[Saved entries]
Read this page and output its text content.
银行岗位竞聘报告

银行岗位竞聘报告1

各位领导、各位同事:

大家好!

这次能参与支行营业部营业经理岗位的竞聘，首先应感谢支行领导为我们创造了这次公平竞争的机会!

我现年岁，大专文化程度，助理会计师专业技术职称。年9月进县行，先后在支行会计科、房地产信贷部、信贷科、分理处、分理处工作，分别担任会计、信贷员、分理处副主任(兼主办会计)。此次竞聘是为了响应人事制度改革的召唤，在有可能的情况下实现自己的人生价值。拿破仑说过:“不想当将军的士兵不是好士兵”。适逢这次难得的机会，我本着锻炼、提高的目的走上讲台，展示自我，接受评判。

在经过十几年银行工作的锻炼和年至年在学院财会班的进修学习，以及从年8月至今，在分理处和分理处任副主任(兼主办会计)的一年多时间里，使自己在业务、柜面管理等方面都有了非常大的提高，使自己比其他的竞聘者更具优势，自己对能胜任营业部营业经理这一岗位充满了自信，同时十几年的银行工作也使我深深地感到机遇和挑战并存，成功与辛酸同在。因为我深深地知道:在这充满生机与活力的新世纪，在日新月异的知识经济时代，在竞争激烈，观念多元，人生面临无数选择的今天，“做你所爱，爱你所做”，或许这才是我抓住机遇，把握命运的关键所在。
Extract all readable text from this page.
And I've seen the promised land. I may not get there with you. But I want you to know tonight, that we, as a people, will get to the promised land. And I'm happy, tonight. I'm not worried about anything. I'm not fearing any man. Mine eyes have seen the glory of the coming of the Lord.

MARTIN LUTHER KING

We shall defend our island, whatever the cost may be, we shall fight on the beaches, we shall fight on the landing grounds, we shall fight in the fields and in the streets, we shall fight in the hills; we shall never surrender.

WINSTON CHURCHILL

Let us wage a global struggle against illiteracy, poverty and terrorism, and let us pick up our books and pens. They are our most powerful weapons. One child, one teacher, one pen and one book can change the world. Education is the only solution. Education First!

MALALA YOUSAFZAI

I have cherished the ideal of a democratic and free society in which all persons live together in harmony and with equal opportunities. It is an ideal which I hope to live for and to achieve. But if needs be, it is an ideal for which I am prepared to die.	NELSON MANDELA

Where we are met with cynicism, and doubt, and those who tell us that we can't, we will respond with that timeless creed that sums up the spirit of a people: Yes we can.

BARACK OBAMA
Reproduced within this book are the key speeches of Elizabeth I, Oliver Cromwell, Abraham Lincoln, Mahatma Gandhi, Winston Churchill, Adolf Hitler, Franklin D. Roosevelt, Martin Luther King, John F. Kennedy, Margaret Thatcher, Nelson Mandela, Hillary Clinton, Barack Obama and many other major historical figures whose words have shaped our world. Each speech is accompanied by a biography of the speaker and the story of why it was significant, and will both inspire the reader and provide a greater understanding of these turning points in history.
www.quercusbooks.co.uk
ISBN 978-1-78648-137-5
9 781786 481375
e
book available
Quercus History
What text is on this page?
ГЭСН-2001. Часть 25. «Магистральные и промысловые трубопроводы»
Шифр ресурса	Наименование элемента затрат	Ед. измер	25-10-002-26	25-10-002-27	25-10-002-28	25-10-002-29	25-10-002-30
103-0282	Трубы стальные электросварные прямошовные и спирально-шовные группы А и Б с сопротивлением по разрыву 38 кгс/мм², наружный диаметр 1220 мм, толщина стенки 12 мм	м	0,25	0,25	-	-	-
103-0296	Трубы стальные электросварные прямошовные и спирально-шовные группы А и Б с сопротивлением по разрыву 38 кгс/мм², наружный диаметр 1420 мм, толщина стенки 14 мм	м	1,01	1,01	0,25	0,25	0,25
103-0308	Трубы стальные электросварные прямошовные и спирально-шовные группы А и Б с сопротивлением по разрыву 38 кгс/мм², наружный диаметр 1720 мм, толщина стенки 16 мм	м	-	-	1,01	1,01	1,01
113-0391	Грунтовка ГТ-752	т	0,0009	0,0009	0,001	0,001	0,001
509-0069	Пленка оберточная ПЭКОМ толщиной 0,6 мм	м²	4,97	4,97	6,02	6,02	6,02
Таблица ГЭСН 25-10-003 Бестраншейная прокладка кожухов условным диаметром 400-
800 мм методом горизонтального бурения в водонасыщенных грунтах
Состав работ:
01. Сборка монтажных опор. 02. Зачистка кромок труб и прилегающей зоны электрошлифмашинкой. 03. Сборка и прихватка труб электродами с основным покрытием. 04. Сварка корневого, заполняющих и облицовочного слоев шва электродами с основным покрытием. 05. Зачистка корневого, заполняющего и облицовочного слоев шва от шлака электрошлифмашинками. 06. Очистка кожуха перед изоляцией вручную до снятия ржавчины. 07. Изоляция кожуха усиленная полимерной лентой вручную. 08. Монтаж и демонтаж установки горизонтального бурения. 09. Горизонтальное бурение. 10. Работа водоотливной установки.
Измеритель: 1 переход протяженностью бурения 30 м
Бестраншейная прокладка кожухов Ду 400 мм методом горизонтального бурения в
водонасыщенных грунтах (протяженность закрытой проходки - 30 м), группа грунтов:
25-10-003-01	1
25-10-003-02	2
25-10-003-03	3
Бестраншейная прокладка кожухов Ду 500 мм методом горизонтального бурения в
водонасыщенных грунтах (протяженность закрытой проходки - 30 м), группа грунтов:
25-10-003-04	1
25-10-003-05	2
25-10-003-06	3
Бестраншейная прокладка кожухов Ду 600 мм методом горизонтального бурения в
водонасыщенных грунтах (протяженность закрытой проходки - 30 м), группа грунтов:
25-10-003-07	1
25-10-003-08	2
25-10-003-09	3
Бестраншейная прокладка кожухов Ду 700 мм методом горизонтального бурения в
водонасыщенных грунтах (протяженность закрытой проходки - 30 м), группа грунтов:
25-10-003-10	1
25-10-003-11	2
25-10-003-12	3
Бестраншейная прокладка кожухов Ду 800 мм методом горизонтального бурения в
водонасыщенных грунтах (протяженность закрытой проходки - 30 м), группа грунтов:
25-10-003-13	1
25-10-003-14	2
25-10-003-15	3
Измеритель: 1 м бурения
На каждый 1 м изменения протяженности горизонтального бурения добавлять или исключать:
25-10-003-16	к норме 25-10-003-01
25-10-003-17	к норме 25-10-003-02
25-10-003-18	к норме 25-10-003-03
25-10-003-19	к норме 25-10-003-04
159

Task directions:
Only lines with the word "have" are wanted, so copy each one from the records.

Output of the task:
And I've seen the promised land. I may not get there with you. But I want you to know tonight, that we, as a people, will get to the promised land. And I'm happy, tonight. I'm not worried about anything. I'm not fearing any man. Mine eyes have seen the glory of the coming of the Lord.
I have cherished the ideal of a democratic and free society in which all persons live together in harmony and with equal opportunities. It is an ideal which I hope to live for and to achieve. But if needs be, it is an ideal for which I am prepared to die.	NELSON MANDELA
Reproduced within this book are the key speeches of Elizabeth I, Oliver Cromwell, Abraham Lincoln, Mahatma Gandhi, Winston Churchill, Adolf Hitler, Franklin D. Roosevelt, Martin Luther King, John F. Kennedy, Margaret Thatcher, Nelson Mandela, Hillary Clinton, Barack Obama and many other major historical figures whose words have shaped our world. Each speech is accompanied by a biography of the speaker and the story of why it was significant, and will both inspire the reader and provide a greater understanding of these turning points in history.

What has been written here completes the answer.